### Challenge A
In the LAMOST flux extraction text, rewrite the passage from "Methods we now" to "on 1D data.", replacing "profile fitting methods" with "profile modeling methods".
### Challenge B
Translate this sentence from the LAMOST flux extraction text into Spanish: "Flux extraction is one of the most essential procedures that highly affect the subsequent processing steps."

++++ Extracted text ++++

Keywords

1 Introduction

LAMOST, the abbreviation of Large Area Multi-Object Fiber Spectroscopic Telescope, has the ability to obtain 4000 targets data simultaneously in one observation. More about LAMOST has been described in references [1, 2]. The energy of the celestial targets transmitted through two different cameras [3] and then imaging onto the slit of each spectrograph, finally we obtain the spectra through shooting by CCD cameras.

There are a lot of processes while dealing with two-dimensional spectral images [4]. Flux extraction is one of the most essential procedures that highly affect the subsequent processing steps. The energy of each spectrum diffused not only in spatial direction but also diffused a little bit in wavelength one. Flux extraction is mainly to extract flux of different spectra at each pixel along these two directions.

Methods we now utilized in flux extraction are mainly divided into two kinds. They are flux extraction in one-dimensional (1D) and in two-dimensional (2D). Methods based on 2D [5, 6], such as profile fitting methods, that is to choose an appropriate function to simulate the profile of each spectrum in both spatial and wavelength direction. However, due to the changes of spectrum energy in the wavelength direction reflects the spectra information of the target objects. Therefore, flux extraction in the wavelength direction may break the structure and data integrity of spectrum information. Therefore, methods we applied in LAMOST now are still based on 1D data.

The original method based on 1D is the aperture extraction method [7] that is to choose an appropriate aperture around each fiber center and then counts up all flux within the aperture along spatial direction. The method is simple and cost less time. However, the disadvantage is that it is strongly depends on the aperture size and it cannot solve cross-talk [8] with adjacent fibers. An optimal aperture method [9] then appeared to give different pixel a different weight. The method can improve the SNR (signal noise ration). However, it is also highly depending on the aperture parameter setting.

++++ Dataset entries ++++

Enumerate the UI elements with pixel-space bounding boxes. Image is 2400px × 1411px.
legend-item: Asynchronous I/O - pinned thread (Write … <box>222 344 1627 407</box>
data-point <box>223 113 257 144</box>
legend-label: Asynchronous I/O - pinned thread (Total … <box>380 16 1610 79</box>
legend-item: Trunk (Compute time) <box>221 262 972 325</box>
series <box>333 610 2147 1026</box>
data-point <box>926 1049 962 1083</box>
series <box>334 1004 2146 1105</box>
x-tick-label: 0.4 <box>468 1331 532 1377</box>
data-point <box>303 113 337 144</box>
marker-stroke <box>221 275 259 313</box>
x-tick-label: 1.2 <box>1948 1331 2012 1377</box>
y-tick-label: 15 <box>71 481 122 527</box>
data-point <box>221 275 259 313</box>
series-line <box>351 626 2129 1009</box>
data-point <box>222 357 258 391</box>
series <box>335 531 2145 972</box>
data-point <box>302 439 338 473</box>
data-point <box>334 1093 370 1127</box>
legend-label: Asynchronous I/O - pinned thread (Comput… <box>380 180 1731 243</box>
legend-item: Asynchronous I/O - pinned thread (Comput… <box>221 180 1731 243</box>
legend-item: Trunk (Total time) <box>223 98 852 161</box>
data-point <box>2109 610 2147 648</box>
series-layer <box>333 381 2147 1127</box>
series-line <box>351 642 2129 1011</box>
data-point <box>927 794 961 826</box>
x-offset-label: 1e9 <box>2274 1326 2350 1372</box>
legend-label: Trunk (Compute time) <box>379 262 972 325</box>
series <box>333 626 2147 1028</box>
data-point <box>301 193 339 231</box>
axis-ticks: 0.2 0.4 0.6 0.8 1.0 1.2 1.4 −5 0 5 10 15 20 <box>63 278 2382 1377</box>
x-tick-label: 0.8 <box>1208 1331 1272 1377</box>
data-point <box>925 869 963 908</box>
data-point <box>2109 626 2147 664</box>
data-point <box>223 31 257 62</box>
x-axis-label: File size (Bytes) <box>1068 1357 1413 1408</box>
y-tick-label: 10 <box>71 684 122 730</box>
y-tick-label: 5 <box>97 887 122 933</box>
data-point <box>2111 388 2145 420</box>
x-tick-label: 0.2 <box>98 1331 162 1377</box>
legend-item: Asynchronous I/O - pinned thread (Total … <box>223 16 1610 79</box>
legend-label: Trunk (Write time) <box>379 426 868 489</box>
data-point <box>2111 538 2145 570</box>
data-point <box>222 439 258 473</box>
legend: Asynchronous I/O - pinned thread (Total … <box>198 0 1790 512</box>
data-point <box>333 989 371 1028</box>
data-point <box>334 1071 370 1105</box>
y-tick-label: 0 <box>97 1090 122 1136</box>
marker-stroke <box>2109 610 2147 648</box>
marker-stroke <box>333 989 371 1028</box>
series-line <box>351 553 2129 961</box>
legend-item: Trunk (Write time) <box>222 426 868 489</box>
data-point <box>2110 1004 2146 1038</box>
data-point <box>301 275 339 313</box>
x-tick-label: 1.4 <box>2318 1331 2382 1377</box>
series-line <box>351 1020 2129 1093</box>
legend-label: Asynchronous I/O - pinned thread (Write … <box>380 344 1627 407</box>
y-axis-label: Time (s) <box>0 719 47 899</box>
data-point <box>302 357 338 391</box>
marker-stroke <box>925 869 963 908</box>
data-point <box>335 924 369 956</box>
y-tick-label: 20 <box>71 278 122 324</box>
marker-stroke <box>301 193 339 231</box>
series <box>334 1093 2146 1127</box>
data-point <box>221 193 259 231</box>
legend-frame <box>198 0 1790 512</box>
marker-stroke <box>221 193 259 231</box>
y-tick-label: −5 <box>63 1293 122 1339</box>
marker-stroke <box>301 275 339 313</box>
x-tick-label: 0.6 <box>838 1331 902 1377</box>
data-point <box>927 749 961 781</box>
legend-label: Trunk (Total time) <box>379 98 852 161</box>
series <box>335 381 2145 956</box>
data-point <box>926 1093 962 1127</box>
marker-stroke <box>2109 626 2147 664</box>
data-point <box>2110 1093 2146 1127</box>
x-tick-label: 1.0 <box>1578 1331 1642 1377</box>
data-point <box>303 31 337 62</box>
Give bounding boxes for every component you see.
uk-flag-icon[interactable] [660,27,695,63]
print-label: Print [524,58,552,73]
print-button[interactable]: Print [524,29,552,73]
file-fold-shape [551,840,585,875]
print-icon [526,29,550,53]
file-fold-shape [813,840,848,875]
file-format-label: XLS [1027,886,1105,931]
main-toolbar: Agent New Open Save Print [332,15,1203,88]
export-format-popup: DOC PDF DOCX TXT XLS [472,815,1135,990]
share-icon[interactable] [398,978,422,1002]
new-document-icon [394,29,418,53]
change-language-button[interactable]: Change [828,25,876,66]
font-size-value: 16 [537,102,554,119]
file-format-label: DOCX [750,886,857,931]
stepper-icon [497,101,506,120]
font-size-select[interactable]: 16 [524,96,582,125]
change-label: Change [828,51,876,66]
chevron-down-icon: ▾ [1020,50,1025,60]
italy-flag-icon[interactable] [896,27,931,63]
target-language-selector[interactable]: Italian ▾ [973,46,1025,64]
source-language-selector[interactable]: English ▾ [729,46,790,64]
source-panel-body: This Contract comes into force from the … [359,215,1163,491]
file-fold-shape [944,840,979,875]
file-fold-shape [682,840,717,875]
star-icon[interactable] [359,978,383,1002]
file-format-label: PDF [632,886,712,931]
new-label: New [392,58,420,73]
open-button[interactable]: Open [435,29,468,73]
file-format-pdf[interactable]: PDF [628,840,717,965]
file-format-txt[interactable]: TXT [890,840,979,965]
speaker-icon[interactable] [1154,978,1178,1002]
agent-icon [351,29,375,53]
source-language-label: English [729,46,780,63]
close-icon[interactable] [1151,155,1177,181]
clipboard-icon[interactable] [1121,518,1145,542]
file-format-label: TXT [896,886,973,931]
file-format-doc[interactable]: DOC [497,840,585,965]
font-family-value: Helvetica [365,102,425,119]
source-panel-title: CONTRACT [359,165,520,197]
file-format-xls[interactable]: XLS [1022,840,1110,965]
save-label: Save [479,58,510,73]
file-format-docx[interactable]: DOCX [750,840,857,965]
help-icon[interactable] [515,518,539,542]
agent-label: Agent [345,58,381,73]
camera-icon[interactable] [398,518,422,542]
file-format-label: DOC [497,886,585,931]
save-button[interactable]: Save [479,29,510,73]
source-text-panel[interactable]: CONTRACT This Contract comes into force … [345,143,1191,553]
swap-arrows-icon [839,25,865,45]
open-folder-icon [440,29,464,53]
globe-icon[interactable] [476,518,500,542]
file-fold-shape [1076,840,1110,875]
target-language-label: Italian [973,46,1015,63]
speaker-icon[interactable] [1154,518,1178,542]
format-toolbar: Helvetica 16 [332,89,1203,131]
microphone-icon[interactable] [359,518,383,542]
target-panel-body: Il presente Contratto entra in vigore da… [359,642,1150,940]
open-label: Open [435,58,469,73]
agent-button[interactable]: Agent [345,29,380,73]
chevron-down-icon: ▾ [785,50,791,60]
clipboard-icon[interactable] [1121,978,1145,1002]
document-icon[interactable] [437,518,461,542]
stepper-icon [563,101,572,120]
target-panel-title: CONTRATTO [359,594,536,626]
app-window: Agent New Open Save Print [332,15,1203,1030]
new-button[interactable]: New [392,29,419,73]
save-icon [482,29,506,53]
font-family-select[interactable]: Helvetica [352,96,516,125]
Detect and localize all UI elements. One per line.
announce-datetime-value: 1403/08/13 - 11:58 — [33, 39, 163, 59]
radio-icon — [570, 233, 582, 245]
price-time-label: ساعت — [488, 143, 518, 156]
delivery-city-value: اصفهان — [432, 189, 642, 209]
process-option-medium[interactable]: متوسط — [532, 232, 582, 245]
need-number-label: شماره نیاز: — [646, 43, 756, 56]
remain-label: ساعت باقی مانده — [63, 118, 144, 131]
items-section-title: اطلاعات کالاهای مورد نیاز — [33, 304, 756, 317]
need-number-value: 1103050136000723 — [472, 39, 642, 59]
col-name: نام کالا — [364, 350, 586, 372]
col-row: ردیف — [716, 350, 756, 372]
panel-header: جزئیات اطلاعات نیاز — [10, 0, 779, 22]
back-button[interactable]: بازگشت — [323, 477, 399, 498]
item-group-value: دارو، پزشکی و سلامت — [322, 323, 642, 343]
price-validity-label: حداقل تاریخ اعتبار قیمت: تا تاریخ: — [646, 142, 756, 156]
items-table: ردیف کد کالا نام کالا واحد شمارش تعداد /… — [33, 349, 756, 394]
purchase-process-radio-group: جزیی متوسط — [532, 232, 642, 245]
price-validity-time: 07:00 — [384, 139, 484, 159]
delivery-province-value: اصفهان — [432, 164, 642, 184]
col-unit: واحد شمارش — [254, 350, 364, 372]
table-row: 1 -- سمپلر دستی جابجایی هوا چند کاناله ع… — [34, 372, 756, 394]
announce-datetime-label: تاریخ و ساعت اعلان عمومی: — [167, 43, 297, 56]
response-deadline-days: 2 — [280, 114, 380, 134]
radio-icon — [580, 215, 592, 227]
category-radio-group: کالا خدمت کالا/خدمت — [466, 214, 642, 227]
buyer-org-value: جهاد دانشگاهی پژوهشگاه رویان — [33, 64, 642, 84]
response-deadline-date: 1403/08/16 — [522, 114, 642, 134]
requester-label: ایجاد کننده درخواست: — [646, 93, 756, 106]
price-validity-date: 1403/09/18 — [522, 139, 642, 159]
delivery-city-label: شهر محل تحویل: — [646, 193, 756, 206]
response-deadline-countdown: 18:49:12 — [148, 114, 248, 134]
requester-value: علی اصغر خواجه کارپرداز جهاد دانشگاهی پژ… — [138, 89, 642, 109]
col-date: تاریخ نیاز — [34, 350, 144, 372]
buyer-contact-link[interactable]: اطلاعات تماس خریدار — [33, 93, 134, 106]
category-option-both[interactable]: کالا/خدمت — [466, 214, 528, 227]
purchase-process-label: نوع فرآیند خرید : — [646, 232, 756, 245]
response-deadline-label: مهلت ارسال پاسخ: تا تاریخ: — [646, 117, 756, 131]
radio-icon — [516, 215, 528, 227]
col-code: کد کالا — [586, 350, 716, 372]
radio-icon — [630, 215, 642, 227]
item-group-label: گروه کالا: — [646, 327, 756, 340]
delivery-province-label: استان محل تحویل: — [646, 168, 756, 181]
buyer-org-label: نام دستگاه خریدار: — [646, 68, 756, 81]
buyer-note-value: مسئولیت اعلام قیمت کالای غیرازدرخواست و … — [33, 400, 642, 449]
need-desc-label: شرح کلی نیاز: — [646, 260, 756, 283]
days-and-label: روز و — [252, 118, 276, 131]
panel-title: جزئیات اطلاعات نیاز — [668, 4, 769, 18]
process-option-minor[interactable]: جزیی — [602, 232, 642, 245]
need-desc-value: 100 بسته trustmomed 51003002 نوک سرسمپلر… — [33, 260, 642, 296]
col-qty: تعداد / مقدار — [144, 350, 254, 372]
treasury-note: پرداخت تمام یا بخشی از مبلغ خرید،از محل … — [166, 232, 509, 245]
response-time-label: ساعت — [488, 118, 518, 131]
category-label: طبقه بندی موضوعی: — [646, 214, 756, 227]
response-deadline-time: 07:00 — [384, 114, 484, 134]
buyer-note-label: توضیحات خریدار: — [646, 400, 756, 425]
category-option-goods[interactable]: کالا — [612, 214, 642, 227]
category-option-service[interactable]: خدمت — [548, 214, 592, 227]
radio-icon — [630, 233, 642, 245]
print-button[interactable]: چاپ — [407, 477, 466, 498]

++++

### Full output A
Methods we now utilized in flux extraction are mainly divided into two kinds. They are flux extraction in one-dimensional (1D) and in two-dimensional (2D). Methods based on 2D [5, 6], such as profile modeling methods, that is to choose an appropriate function to simulate the profile of each spectrum in both spatial and wavelength direction. However, due to the changes of spectrum energy in the wavelength direction reflects the spectra information of the target objects. Therefore, flux extraction in the wavelength direction may break the structure and data integrity of spectrum information. Therefore, methods we applied in LAMOST now are still based on 1D data.

### Full output B
La extracción de flujo es uno de los procedimientos más esenciales que influyen en gran medida en los pasos de procesamiento posteriores.